▸ **Source data**
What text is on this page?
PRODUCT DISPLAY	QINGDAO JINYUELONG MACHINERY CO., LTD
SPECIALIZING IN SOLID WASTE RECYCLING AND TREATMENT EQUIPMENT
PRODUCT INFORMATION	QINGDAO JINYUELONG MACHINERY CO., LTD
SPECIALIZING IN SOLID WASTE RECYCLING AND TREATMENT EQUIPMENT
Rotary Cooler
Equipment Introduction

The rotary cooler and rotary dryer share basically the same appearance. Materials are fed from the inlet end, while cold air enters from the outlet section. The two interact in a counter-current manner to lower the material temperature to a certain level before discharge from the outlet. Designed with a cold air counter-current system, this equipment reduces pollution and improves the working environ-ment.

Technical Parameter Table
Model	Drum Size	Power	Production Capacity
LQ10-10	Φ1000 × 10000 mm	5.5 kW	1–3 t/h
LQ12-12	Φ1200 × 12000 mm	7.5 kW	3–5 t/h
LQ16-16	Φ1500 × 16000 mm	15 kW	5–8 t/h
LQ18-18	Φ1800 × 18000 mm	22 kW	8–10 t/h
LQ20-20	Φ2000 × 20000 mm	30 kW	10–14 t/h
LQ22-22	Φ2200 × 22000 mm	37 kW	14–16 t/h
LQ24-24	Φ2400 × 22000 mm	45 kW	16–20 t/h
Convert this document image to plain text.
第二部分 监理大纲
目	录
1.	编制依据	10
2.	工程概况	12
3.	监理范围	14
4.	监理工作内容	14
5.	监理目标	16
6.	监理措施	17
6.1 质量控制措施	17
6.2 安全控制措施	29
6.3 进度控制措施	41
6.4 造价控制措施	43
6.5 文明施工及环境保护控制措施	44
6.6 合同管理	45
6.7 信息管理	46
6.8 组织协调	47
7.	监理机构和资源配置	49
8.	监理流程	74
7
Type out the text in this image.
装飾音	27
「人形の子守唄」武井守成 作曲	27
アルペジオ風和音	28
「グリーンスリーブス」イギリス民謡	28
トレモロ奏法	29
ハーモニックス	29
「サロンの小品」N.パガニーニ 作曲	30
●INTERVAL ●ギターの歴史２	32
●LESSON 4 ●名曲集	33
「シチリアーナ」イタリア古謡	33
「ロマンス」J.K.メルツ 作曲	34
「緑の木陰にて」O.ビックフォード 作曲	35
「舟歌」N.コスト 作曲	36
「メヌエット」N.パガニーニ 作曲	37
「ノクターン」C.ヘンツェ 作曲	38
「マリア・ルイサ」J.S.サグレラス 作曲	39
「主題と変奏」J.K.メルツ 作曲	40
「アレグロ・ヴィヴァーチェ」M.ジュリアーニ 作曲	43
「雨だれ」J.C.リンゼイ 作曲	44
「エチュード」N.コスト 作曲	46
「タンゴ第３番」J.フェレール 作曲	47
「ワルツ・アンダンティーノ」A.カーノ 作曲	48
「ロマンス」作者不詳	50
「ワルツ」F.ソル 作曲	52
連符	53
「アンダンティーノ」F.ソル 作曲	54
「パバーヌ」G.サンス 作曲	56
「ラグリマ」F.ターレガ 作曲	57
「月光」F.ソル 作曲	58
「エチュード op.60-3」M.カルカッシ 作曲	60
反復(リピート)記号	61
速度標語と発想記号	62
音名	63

▸ **Required task**
Pull out all lines of the data with the string "アンダンティーノ".

▸ **Response below**
「ワルツ・アンダンティーノ」A.カーノ 作曲	48
「アンダンティーノ」F.ソル 作曲	54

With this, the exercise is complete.